▶ **GOAL**
Search the material for the word "true" and copy each line that holds it.

↓↓↓

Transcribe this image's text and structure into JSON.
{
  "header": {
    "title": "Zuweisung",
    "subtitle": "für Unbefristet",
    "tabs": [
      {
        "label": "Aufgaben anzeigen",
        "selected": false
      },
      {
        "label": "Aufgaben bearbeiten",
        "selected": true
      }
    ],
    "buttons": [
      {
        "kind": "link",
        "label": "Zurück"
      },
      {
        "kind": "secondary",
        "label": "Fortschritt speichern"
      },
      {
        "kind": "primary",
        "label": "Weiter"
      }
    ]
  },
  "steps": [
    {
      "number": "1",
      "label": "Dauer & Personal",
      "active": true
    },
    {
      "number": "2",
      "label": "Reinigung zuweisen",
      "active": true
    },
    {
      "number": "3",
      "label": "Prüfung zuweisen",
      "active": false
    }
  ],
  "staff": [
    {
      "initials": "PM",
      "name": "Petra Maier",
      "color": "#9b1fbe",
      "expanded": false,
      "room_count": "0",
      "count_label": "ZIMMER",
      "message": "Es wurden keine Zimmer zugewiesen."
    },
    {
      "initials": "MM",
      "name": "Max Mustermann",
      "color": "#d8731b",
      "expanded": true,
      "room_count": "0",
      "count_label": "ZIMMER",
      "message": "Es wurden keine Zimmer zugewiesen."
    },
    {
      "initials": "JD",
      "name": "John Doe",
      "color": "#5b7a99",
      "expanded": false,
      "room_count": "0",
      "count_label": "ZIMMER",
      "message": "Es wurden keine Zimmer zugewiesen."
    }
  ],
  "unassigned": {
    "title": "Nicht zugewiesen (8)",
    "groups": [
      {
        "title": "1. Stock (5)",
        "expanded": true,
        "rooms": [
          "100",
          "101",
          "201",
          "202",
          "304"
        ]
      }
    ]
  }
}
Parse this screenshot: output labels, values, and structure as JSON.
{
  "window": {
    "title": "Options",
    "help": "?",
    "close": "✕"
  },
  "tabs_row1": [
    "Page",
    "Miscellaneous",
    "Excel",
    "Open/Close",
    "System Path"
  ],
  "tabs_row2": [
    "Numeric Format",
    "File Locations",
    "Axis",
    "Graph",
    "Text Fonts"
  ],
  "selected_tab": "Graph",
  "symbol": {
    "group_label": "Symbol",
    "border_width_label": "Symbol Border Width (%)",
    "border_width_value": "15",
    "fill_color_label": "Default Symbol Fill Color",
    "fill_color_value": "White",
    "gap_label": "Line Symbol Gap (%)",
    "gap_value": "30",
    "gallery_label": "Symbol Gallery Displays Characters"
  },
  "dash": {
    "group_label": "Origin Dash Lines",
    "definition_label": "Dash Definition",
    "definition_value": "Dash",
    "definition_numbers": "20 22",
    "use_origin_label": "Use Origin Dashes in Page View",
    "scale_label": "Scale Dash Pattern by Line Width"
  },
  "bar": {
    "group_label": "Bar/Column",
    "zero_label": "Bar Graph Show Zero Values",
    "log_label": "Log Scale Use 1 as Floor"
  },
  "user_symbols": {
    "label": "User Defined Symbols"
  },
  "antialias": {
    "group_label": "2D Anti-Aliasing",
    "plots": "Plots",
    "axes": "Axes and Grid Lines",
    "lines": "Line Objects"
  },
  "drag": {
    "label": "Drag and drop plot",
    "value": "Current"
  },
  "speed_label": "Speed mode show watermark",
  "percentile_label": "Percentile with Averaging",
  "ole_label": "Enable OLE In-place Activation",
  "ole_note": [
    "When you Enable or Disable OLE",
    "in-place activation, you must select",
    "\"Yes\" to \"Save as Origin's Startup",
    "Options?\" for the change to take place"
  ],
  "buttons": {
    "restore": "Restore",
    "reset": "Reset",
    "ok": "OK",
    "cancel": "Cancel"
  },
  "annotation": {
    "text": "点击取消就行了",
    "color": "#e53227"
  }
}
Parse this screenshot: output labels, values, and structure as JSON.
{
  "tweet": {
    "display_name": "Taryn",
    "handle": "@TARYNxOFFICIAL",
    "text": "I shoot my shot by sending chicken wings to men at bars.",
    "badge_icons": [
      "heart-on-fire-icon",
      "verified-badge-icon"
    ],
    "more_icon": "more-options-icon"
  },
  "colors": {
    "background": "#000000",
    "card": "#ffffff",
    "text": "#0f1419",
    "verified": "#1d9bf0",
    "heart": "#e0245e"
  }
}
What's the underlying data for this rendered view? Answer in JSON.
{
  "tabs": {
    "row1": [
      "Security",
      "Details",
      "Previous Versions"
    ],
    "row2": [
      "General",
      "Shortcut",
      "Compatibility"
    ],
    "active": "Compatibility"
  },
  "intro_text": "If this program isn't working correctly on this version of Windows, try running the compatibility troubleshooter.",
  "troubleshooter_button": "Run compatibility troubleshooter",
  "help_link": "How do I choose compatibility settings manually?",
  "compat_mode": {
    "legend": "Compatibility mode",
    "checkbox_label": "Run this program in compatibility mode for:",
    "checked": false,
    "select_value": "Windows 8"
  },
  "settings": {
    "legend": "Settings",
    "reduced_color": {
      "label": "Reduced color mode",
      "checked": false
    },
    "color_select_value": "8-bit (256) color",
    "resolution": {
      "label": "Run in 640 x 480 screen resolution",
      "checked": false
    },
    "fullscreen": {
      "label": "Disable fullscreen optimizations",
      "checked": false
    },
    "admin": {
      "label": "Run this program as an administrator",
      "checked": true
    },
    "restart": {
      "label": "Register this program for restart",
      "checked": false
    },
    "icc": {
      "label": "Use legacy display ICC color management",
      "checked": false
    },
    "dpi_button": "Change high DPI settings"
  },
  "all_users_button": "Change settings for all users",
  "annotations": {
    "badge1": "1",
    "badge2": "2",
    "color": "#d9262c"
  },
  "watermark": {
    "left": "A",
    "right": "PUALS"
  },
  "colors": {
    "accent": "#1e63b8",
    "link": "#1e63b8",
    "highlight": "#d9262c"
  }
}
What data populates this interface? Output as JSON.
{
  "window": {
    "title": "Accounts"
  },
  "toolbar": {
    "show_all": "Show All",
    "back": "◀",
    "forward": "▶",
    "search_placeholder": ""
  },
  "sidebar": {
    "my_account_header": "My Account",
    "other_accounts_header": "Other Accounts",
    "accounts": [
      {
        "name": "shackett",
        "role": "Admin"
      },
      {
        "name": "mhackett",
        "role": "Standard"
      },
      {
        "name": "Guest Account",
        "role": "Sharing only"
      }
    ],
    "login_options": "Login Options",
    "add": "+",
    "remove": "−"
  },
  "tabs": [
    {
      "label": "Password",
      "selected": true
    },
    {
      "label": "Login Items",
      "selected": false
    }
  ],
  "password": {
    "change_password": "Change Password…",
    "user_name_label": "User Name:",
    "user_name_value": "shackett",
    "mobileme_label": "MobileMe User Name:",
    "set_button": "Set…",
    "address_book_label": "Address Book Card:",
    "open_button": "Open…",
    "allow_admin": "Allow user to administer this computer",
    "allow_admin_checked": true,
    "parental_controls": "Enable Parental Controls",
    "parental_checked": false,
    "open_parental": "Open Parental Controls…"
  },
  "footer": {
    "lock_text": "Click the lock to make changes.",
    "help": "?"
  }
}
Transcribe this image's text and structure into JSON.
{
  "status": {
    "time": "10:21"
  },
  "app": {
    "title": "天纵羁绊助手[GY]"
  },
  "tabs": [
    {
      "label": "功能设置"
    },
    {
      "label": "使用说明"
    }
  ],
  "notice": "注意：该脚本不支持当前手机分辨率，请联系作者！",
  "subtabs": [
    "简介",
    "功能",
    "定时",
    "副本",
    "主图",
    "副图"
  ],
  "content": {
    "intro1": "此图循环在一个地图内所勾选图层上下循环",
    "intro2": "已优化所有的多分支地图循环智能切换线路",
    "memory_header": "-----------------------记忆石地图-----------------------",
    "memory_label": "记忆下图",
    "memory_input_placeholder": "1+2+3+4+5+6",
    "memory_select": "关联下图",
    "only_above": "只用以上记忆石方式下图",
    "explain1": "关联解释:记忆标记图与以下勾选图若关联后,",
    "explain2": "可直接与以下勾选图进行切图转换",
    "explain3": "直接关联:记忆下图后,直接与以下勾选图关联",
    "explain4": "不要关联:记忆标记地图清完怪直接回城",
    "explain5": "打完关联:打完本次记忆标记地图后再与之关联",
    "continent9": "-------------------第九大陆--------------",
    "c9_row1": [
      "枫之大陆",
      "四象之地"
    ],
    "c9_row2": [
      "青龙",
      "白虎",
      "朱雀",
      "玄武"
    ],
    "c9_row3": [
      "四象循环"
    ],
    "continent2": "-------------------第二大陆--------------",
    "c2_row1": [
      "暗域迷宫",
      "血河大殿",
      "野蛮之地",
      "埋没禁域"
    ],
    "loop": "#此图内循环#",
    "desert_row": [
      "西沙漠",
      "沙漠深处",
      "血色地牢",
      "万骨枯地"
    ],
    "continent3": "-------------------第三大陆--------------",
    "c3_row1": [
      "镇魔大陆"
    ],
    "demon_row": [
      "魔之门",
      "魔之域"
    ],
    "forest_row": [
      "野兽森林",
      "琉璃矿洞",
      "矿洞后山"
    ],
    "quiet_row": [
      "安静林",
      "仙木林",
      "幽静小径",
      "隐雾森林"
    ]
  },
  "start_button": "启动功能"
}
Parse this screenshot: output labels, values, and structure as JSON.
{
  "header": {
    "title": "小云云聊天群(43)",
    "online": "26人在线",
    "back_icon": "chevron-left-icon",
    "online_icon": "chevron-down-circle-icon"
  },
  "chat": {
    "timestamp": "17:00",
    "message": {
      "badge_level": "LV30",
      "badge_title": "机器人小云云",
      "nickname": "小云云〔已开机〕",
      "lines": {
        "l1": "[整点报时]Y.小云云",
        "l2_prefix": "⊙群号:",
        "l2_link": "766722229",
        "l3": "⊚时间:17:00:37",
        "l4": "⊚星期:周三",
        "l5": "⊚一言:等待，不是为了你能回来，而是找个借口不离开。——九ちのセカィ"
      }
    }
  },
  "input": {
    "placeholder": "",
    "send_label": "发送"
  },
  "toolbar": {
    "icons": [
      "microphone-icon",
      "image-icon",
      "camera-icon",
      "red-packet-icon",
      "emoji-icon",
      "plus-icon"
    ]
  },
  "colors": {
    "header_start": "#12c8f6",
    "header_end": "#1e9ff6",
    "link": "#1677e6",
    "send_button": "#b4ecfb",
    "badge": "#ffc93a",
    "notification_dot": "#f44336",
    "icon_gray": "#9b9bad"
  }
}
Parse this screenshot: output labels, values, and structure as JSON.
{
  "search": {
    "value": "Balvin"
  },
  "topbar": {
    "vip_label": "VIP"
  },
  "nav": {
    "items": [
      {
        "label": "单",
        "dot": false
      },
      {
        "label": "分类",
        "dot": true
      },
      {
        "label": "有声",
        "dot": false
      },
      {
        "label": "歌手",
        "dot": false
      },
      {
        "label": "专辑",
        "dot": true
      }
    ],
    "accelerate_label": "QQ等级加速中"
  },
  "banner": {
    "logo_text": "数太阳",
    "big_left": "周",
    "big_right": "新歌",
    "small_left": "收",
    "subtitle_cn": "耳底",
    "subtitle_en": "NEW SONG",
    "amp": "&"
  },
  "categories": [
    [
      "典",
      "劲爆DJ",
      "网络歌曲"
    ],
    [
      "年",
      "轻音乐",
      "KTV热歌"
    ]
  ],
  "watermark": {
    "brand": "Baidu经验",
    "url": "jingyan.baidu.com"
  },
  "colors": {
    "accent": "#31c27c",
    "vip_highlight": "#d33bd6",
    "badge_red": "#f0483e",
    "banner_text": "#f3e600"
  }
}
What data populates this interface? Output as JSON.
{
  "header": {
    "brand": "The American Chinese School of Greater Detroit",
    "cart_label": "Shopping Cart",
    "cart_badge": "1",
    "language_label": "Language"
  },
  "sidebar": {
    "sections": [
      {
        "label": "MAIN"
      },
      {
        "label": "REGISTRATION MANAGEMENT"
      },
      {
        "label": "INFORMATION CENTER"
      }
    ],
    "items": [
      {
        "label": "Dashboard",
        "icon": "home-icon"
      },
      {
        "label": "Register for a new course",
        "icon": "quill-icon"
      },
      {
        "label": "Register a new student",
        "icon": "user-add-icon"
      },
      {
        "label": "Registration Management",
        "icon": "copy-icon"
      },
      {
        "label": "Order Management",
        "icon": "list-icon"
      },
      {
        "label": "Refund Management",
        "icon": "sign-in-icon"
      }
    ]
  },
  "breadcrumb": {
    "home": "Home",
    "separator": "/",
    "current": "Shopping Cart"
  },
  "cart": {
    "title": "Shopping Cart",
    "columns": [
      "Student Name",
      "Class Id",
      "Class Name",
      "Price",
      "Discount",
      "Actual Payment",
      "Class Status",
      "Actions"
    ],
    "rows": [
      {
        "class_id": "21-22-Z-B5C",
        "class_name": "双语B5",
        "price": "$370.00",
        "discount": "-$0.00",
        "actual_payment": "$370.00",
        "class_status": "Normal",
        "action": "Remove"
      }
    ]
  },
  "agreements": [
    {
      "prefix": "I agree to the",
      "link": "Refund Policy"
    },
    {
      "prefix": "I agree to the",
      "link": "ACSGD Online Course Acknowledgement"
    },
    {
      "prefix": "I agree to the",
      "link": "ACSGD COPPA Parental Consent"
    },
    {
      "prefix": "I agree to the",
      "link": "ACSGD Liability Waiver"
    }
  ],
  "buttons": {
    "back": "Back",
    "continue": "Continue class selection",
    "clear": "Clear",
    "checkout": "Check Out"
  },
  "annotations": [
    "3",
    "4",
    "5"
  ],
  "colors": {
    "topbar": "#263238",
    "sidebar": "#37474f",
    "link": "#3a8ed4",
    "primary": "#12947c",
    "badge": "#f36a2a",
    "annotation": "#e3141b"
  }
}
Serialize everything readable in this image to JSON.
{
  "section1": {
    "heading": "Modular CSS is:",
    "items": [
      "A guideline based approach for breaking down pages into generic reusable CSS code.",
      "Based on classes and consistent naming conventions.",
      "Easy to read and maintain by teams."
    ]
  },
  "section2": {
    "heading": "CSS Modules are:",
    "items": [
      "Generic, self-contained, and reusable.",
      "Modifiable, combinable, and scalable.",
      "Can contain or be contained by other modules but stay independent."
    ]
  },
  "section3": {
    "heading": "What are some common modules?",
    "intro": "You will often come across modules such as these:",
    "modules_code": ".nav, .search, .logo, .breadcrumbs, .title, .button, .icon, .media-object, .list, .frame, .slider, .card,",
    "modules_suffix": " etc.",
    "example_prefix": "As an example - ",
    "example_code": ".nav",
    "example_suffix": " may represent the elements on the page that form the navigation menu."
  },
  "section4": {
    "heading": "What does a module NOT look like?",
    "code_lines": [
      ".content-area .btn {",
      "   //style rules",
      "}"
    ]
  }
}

↑↑↑

▶ **SOLUTION FOR THIS EXERCISE**
        "selected": true
      "active": true
      "active": true
      "expanded": true,
        "expanded": true,
      "checked": true
      "selected": true
    "allow_admin_checked": true,
        "dot": true
        "dot": true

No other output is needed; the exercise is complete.